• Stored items
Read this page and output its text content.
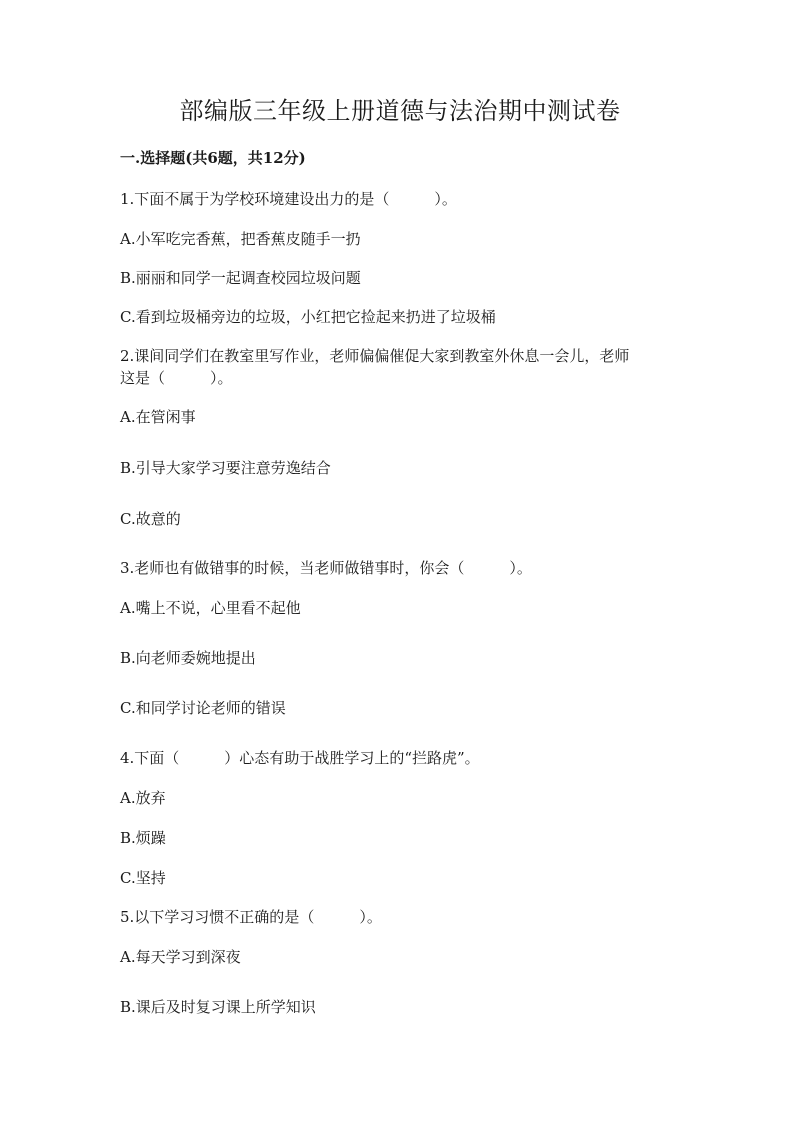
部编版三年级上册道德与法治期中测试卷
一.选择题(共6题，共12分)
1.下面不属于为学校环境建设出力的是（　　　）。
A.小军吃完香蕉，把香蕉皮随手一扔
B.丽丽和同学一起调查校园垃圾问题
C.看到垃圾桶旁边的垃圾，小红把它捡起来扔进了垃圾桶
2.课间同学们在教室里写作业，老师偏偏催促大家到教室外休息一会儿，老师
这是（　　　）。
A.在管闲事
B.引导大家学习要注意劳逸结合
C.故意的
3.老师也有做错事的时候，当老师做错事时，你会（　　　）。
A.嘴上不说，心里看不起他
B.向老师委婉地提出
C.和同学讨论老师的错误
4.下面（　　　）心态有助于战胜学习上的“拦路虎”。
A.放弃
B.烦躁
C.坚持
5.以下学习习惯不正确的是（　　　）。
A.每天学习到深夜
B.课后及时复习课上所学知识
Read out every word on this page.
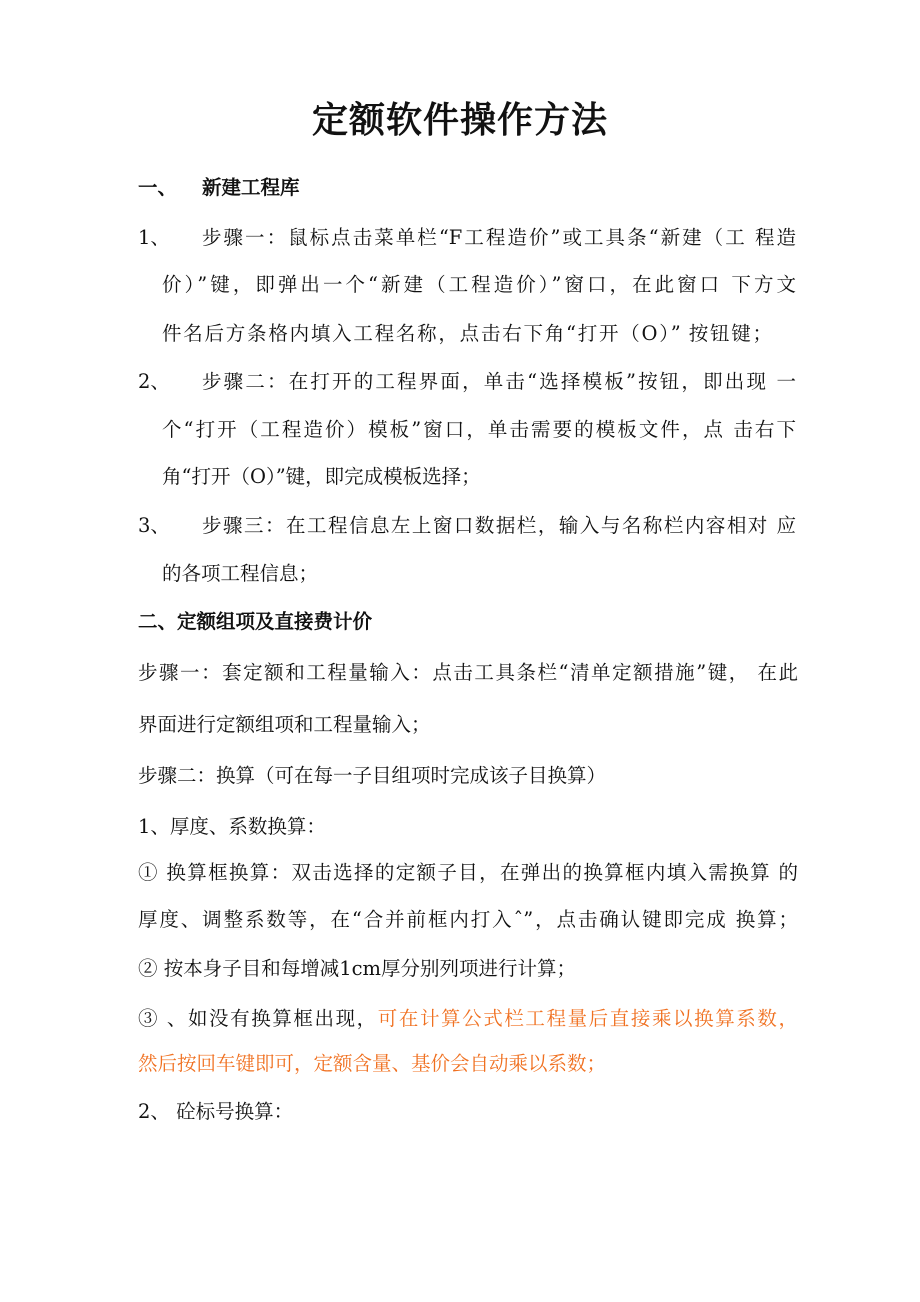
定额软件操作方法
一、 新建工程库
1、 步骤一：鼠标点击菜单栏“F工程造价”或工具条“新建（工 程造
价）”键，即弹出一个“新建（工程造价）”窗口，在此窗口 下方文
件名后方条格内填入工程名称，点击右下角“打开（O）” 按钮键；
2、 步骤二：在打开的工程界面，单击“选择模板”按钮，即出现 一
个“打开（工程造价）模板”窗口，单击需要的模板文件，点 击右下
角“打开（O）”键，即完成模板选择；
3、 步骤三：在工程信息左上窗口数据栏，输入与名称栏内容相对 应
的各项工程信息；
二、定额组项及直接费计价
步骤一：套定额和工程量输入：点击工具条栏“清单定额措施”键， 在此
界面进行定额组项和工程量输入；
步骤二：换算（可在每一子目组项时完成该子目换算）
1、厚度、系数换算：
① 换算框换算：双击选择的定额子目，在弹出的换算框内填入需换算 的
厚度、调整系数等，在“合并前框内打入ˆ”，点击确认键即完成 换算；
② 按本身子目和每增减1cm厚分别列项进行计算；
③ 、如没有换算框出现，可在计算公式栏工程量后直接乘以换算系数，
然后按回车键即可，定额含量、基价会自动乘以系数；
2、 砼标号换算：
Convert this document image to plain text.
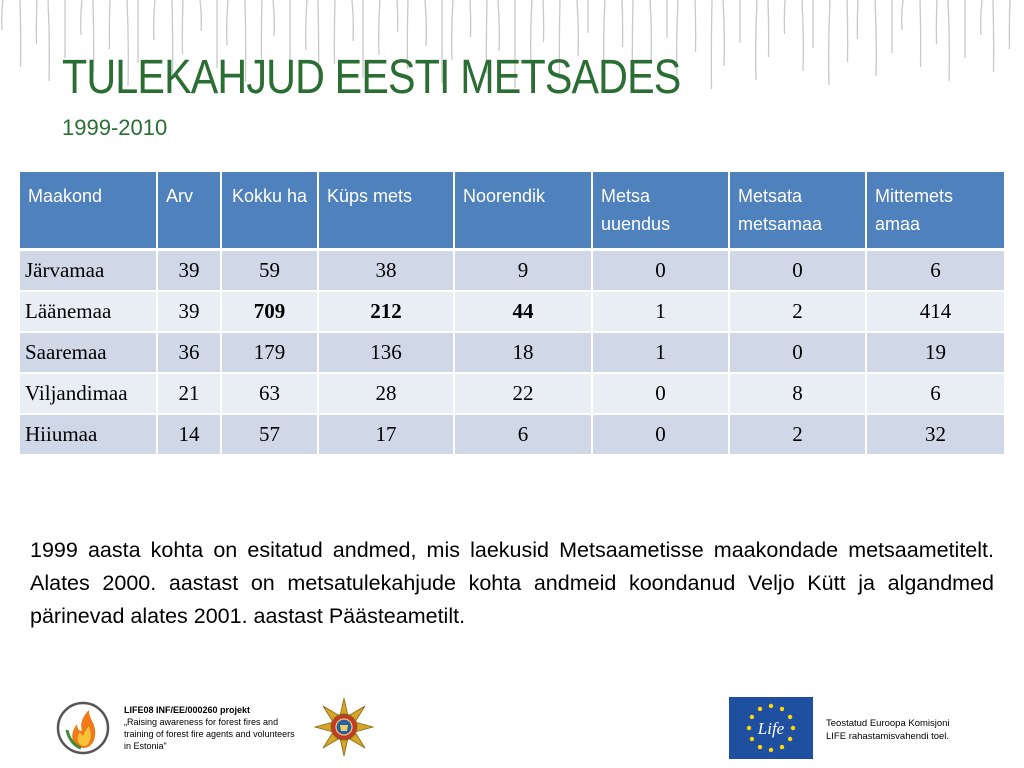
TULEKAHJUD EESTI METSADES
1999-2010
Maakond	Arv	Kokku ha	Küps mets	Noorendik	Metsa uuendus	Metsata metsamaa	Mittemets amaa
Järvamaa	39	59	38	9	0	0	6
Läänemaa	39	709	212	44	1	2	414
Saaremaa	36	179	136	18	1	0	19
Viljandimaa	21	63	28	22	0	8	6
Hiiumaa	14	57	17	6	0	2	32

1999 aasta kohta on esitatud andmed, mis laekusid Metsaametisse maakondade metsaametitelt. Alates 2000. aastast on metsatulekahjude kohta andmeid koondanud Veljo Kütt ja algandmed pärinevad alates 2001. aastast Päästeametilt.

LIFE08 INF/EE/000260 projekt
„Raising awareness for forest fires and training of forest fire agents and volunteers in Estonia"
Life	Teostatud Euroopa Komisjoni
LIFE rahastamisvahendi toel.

• Direction
Reproduce every entry word for word, but omit the pictures.

• Answer to the exercise
Read this page and output its text content.
部编版三年级上册道德与法治期中测试卷
一.选择题(共6题，共12分)
1.下面不属于为学校环境建设出力的是（　　　）。
A.小军吃完香蕉，把香蕉皮随手一扔
B.丽丽和同学一起调查校园垃圾问题
C.看到垃圾桶旁边的垃圾，小红把它捡起来扔进了垃圾桶
2.课间同学们在教室里写作业，老师偏偏催促大家到教室外休息一会儿，老师
这是（　　　）。
A.在管闲事
B.引导大家学习要注意劳逸结合
C.故意的
3.老师也有做错事的时候，当老师做错事时，你会（　　　）。
A.嘴上不说，心里看不起他
B.向老师委婉地提出
C.和同学讨论老师的错误
4.下面（　　　）心态有助于战胜学习上的“拦路虎”。
A.放弃
B.烦躁
C.坚持
5.以下学习习惯不正确的是（　　　）。
A.每天学习到深夜
B.课后及时复习课上所学知识
Read out every word on this page.
定额软件操作方法
一、 新建工程库
1、 步骤一：鼠标点击菜单栏“F工程造价”或工具条“新建（工 程造
价）”键，即弹出一个“新建（工程造价）”窗口，在此窗口 下方文
件名后方条格内填入工程名称，点击右下角“打开（O）” 按钮键；
2、 步骤二：在打开的工程界面，单击“选择模板”按钮，即出现 一
个“打开（工程造价）模板”窗口，单击需要的模板文件，点 击右下
角“打开（O）”键，即完成模板选择；
3、 步骤三：在工程信息左上窗口数据栏，输入与名称栏内容相对 应
的各项工程信息；
二、定额组项及直接费计价
步骤一：套定额和工程量输入：点击工具条栏“清单定额措施”键， 在此
界面进行定额组项和工程量输入；
步骤二：换算（可在每一子目组项时完成该子目换算）
1、厚度、系数换算：
① 换算框换算：双击选择的定额子目，在弹出的换算框内填入需换算 的
厚度、调整系数等，在“合并前框内打入ˆ”，点击确认键即完成 换算；
② 按本身子目和每增减1cm厚分别列项进行计算；
③ 、如没有换算框出现，可在计算公式栏工程量后直接乘以换算系数，
然后按回车键即可，定额含量、基价会自动乘以系数；
2、 砼标号换算：
Convert this document image to plain text.
TULEKAHJUD EESTI METSADES
1999-2010
Maakond	Arv	Kokku ha	Küps mets	Noorendik	Metsa uuendus	Metsata metsamaa	Mittemets amaa
Järvamaa	39	59	38	9	0	0	6
Läänemaa	39	709	212	44	1	2	414
Saaremaa	36	179	136	18	1	0	19
Viljandimaa	21	63	28	22	0	8	6
Hiiumaa	14	57	17	6	0	2	32

1999 aasta kohta on esitatud andmed, mis laekusid Metsaametisse maakondade metsaametitelt. Alates 2000. aastast on metsatulekahjude kohta andmeid koondanud Veljo Kütt ja algandmed pärinevad alates 2001. aastast Päästeametilt.

LIFE08 INF/EE/000260 projekt
„Raising awareness for forest fires and training of forest fire agents and volunteers in Estonia"
Life	Teostatud Euroopa Komisjoni
LIFE rahastamisvahendi toel.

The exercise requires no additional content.